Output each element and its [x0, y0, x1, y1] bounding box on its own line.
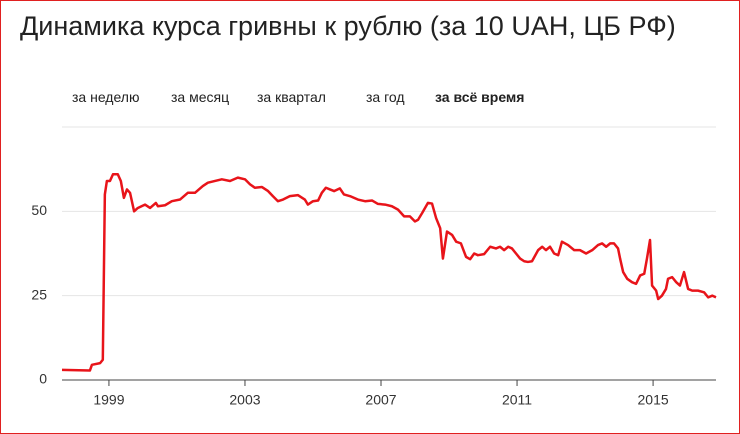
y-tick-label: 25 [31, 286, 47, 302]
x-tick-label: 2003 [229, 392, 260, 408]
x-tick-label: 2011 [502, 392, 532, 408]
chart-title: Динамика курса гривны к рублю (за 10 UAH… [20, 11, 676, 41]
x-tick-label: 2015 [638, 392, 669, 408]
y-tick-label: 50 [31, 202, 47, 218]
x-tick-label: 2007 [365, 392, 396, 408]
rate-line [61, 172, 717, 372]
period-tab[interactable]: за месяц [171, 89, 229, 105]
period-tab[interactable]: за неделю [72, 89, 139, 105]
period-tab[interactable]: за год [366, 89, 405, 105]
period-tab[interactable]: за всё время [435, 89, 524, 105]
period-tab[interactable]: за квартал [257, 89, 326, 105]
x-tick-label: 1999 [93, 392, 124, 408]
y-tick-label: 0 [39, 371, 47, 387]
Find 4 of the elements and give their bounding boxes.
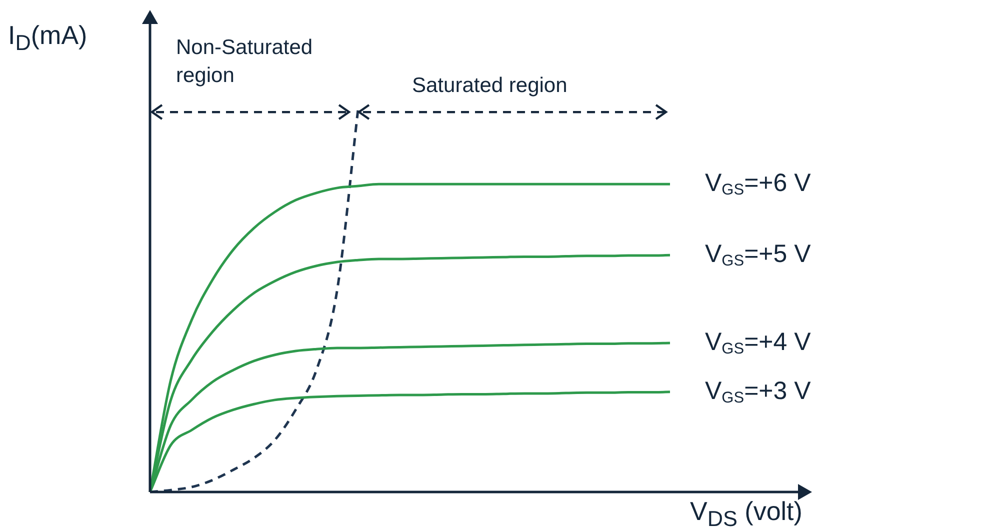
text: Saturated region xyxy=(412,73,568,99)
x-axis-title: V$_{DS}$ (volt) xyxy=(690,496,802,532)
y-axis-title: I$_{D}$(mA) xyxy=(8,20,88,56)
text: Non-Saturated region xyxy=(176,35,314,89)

[Aim of the task] Reproduce the records above line for line, with no changes, and leave both pictures out.

[Response to the task]
Output each element and its [x0, y0, x1, y1] bounding box on its own line.
y-tick-label: 25 [31, 286, 47, 302]
x-tick-label: 2003 [229, 392, 260, 408]
x-tick-label: 2011 [502, 392, 532, 408]
chart-title: Динамика курса гривны к рублю (за 10 UAH… [20, 11, 676, 41]
x-tick-label: 2015 [638, 392, 669, 408]
y-tick-label: 50 [31, 202, 47, 218]
x-tick-label: 2007 [365, 392, 396, 408]
rate-line [61, 172, 717, 372]
period-tab[interactable]: за месяц [171, 89, 229, 105]
period-tab[interactable]: за неделю [72, 89, 139, 105]
period-tab[interactable]: за год [366, 89, 405, 105]
period-tab[interactable]: за всё время [435, 89, 524, 105]
period-tab[interactable]: за квартал [257, 89, 326, 105]
x-tick-label: 1999 [93, 392, 124, 408]
y-tick-label: 0 [39, 371, 47, 387]
Find 4 of the elements and give their bounding boxes.
text: Saturated region xyxy=(412,73,568,99)
x-axis-title: V$_{DS}$ (volt) xyxy=(690,496,802,532)
y-axis-title: I$_{D}$(mA) xyxy=(8,20,88,56)
text: Non-Saturated region xyxy=(176,35,314,89)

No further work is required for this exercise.